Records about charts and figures
● ● ● ● ●

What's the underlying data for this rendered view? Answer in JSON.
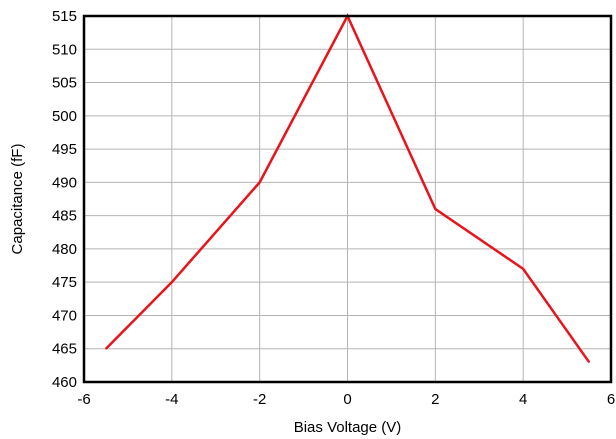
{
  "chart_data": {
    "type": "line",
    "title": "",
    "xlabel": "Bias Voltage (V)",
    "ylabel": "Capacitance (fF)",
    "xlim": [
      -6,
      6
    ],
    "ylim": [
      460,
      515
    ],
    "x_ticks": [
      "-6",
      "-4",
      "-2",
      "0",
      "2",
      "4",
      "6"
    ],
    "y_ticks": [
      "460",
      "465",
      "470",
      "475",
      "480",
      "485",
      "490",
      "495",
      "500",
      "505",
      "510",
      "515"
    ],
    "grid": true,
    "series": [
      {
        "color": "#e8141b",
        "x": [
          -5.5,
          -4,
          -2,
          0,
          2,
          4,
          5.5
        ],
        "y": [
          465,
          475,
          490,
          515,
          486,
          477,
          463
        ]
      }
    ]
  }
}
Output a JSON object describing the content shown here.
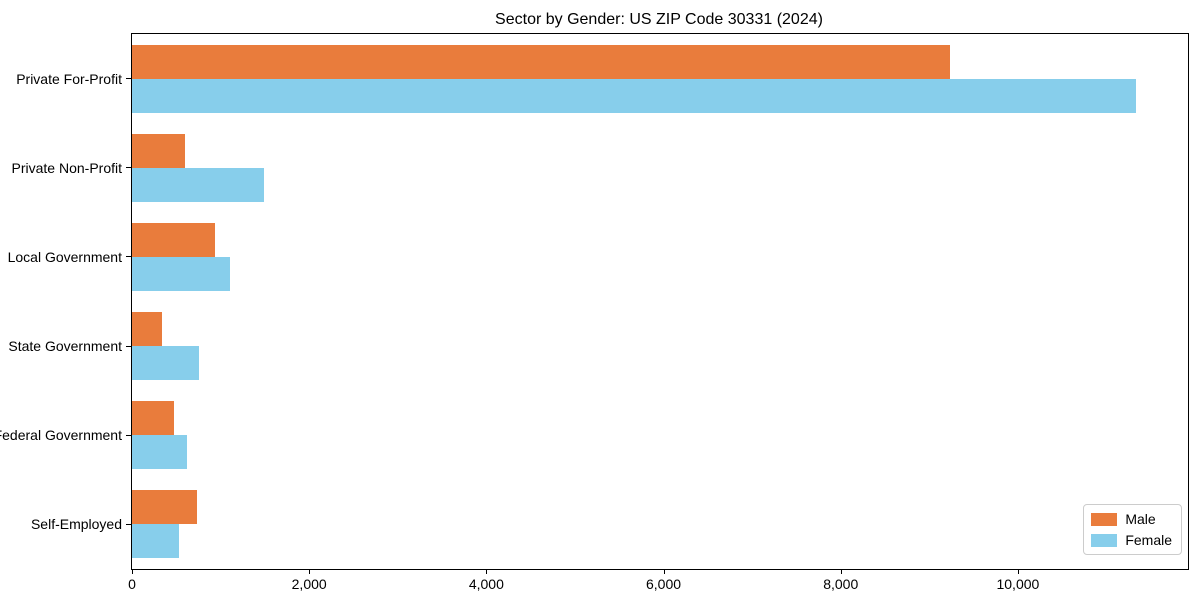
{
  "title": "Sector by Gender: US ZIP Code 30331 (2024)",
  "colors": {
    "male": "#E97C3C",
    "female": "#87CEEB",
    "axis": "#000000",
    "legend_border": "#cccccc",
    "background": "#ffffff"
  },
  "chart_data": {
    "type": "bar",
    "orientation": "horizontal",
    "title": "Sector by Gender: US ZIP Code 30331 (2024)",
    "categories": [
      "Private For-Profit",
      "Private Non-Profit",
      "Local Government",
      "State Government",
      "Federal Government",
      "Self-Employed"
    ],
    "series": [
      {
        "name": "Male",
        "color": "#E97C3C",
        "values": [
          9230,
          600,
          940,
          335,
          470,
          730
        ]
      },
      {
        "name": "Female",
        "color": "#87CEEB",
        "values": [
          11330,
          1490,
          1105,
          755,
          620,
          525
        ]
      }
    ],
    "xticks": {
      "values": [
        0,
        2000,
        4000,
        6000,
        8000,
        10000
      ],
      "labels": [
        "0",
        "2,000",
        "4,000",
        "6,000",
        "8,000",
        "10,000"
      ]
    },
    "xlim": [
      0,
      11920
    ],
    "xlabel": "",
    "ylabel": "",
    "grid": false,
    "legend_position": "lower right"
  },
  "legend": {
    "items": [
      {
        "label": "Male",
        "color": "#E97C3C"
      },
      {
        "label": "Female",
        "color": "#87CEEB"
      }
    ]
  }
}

● ● ● ● ●

Leave the pictures out and print the records above exactly as they stand.

* OUTPUT OF THE EXERCISE:
What's the underlying data for this rendered view? Answer in JSON.
{
  "chart_data": {
    "type": "line",
    "title": "",
    "xlabel": "Bias Voltage (V)",
    "ylabel": "Capacitance (fF)",
    "xlim": [
      -6,
      6
    ],
    "ylim": [
      460,
      515
    ],
    "x_ticks": [
      "-6",
      "-4",
      "-2",
      "0",
      "2",
      "4",
      "6"
    ],
    "y_ticks": [
      "460",
      "465",
      "470",
      "475",
      "480",
      "485",
      "490",
      "495",
      "500",
      "505",
      "510",
      "515"
    ],
    "grid": true,
    "series": [
      {
        "color": "#e8141b",
        "x": [
          -5.5,
          -4,
          -2,
          0,
          2,
          4,
          5.5
        ],
        "y": [
          465,
          475,
          490,
          515,
          486,
          477,
          463
        ]
      }
    ]
  }
}
Output a JSON object describing the content shown here.
{
  "title": "Sector by Gender: US ZIP Code 30331 (2024)",
  "colors": {
    "male": "#E97C3C",
    "female": "#87CEEB",
    "axis": "#000000",
    "legend_border": "#cccccc",
    "background": "#ffffff"
  },
  "chart_data": {
    "type": "bar",
    "orientation": "horizontal",
    "title": "Sector by Gender: US ZIP Code 30331 (2024)",
    "categories": [
      "Private For-Profit",
      "Private Non-Profit",
      "Local Government",
      "State Government",
      "Federal Government",
      "Self-Employed"
    ],
    "series": [
      {
        "name": "Male",
        "color": "#E97C3C",
        "values": [
          9230,
          600,
          940,
          335,
          470,
          730
        ]
      },
      {
        "name": "Female",
        "color": "#87CEEB",
        "values": [
          11330,
          1490,
          1105,
          755,
          620,
          525
        ]
      }
    ],
    "xticks": {
      "values": [
        0,
        2000,
        4000,
        6000,
        8000,
        10000
      ],
      "labels": [
        "0",
        "2,000",
        "4,000",
        "6,000",
        "8,000",
        "10,000"
      ]
    },
    "xlim": [
      0,
      11920
    ],
    "xlabel": "",
    "ylabel": "",
    "grid": false,
    "legend_position": "lower right"
  },
  "legend": {
    "items": [
      {
        "label": "Male",
        "color": "#E97C3C"
      },
      {
        "label": "Female",
        "color": "#87CEEB"
      }
    ]
  }
}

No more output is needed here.